* [DESCRIPTION OF THE TASK]
Give every line from the entries that contains "order".

------ SOURCE RECORDS ------

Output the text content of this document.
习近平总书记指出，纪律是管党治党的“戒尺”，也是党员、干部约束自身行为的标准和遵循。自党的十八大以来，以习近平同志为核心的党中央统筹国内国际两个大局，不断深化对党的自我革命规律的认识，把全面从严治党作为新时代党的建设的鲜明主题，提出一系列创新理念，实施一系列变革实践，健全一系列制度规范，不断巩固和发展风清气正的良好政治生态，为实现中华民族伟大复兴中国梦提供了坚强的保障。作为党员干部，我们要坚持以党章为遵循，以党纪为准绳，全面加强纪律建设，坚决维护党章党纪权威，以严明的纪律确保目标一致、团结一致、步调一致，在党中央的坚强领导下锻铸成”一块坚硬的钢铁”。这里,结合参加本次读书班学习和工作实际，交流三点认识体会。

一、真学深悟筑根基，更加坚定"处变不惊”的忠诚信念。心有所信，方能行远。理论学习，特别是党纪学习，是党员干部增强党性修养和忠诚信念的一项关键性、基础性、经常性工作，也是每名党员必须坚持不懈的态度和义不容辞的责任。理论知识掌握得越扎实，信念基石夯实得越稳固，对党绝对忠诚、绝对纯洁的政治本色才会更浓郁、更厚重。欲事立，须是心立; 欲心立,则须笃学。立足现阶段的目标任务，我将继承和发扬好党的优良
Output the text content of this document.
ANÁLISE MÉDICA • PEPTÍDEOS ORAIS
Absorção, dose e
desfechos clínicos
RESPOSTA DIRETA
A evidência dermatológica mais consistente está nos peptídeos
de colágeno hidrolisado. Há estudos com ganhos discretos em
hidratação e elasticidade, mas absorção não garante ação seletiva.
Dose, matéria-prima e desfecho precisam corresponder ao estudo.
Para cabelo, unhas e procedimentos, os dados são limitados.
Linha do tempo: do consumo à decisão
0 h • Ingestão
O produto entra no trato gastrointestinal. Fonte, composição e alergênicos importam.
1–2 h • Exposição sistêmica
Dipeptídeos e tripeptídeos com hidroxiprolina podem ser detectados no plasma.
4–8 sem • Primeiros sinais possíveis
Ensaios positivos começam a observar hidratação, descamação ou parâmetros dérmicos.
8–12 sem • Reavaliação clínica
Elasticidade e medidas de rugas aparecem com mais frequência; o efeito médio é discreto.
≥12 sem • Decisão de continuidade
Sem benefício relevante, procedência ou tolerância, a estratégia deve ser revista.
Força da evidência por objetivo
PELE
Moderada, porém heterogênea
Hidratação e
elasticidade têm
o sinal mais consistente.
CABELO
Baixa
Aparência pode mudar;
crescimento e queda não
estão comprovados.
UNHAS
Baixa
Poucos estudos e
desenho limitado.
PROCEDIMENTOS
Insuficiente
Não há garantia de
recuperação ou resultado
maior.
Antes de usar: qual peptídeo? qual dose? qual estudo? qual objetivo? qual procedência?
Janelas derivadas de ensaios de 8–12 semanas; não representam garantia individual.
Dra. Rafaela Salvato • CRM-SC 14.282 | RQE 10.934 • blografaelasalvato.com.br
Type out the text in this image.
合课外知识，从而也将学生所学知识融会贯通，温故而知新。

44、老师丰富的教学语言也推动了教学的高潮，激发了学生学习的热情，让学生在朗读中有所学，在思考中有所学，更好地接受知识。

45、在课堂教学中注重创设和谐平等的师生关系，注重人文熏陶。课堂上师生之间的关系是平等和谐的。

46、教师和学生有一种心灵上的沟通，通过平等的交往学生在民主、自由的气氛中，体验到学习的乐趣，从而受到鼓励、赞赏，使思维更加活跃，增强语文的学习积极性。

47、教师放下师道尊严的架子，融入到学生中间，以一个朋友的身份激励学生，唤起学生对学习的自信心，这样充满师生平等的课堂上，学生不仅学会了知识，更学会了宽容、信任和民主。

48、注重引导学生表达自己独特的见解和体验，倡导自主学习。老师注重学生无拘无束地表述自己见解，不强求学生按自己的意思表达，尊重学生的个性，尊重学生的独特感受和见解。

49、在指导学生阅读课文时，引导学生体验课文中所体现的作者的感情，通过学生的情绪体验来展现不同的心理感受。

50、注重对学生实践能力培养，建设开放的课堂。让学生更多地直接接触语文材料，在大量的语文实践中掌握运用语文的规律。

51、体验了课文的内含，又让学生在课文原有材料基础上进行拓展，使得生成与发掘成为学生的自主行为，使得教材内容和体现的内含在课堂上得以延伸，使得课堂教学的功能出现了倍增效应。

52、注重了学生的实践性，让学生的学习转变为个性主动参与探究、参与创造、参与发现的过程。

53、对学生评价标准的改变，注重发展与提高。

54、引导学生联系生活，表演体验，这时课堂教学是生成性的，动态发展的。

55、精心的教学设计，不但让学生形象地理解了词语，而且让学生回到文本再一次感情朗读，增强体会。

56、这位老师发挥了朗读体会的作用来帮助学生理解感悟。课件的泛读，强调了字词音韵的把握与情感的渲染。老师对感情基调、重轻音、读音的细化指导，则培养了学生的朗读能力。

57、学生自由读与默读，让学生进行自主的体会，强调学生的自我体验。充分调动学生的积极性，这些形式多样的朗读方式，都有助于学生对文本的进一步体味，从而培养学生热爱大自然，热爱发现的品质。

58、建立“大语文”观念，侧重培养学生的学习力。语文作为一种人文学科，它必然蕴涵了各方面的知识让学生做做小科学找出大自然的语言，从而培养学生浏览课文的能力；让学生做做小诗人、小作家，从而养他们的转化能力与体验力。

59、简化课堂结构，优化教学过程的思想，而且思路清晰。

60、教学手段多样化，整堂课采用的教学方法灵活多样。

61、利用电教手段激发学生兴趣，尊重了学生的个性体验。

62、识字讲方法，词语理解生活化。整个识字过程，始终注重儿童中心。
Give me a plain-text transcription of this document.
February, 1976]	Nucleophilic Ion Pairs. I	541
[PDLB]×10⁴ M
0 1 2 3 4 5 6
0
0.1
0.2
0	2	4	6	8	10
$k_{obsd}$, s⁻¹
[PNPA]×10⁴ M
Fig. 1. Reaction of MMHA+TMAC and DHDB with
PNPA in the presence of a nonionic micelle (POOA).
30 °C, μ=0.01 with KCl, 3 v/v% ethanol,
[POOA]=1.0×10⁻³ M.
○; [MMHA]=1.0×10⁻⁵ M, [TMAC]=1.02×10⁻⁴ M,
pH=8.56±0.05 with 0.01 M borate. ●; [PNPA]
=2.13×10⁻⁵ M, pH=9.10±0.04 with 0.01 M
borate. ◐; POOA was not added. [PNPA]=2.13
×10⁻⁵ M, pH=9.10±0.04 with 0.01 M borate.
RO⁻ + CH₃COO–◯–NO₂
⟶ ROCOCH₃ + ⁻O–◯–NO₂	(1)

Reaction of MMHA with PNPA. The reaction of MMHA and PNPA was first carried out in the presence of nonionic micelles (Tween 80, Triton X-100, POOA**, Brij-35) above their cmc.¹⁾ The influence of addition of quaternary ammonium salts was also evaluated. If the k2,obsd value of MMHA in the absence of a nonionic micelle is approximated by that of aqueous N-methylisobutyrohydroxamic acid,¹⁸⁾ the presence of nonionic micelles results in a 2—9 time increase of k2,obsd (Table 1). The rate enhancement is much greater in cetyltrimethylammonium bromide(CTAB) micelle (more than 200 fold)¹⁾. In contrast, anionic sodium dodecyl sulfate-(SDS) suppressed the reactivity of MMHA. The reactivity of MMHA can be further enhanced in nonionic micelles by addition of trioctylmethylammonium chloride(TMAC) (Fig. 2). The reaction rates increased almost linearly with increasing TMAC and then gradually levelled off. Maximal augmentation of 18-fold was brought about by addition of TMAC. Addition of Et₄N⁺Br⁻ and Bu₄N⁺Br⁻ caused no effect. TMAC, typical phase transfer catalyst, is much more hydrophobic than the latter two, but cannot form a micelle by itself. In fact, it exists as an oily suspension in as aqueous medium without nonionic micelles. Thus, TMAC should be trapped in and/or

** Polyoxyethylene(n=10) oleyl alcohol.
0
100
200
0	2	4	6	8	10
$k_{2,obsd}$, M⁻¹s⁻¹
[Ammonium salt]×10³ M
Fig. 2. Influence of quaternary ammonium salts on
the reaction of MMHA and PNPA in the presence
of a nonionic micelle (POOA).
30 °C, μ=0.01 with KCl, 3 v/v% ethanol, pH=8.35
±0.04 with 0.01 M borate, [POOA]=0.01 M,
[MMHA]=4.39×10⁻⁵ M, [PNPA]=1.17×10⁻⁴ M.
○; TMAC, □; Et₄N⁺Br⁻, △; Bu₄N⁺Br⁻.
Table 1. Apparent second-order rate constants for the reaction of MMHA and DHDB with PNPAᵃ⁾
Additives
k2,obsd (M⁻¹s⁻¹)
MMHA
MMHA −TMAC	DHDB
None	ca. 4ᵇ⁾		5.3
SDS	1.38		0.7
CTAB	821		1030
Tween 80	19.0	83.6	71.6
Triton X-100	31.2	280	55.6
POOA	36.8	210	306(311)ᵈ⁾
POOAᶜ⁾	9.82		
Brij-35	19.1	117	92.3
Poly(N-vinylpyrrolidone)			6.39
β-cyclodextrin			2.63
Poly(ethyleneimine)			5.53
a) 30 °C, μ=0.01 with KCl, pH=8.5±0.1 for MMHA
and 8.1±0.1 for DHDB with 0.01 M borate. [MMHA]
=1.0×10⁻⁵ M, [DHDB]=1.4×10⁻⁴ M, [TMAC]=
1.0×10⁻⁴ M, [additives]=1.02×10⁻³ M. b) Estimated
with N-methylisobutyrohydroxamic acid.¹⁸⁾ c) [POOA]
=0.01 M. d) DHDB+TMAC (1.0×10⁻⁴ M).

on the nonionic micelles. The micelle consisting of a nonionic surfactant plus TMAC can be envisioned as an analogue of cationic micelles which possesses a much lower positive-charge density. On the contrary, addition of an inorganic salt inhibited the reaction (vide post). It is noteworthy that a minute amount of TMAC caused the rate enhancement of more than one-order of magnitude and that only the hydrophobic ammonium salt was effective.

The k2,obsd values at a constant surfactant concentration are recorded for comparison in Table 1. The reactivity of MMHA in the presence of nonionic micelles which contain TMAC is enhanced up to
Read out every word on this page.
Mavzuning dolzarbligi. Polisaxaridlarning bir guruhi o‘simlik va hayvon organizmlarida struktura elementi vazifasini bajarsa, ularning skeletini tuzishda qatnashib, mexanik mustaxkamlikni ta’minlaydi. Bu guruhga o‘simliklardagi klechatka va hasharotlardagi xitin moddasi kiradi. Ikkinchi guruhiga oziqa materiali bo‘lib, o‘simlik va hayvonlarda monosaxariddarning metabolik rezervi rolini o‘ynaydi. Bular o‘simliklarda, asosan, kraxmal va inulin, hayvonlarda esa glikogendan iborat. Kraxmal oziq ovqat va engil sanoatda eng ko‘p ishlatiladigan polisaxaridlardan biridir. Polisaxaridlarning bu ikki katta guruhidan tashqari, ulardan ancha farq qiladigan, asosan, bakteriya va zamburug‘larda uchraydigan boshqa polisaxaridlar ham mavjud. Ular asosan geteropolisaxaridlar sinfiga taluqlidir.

------

* [TASK RESULT]
Table 1. Apparent second-order rate constants for the reaction of MMHA and DHDB with PNPAᵃ⁾
on the nonionic micelles. The micelle consisting of a nonionic surfactant plus TMAC can be envisioned as an analogue of cationic micelles which possesses a much lower positive-charge density. On the contrary, addition of an inorganic salt inhibited the reaction (vide post). It is noteworthy that a minute amount of TMAC caused the rate enhancement of more than one-order of magnitude and that only the hydrophobic ammonium salt was effective.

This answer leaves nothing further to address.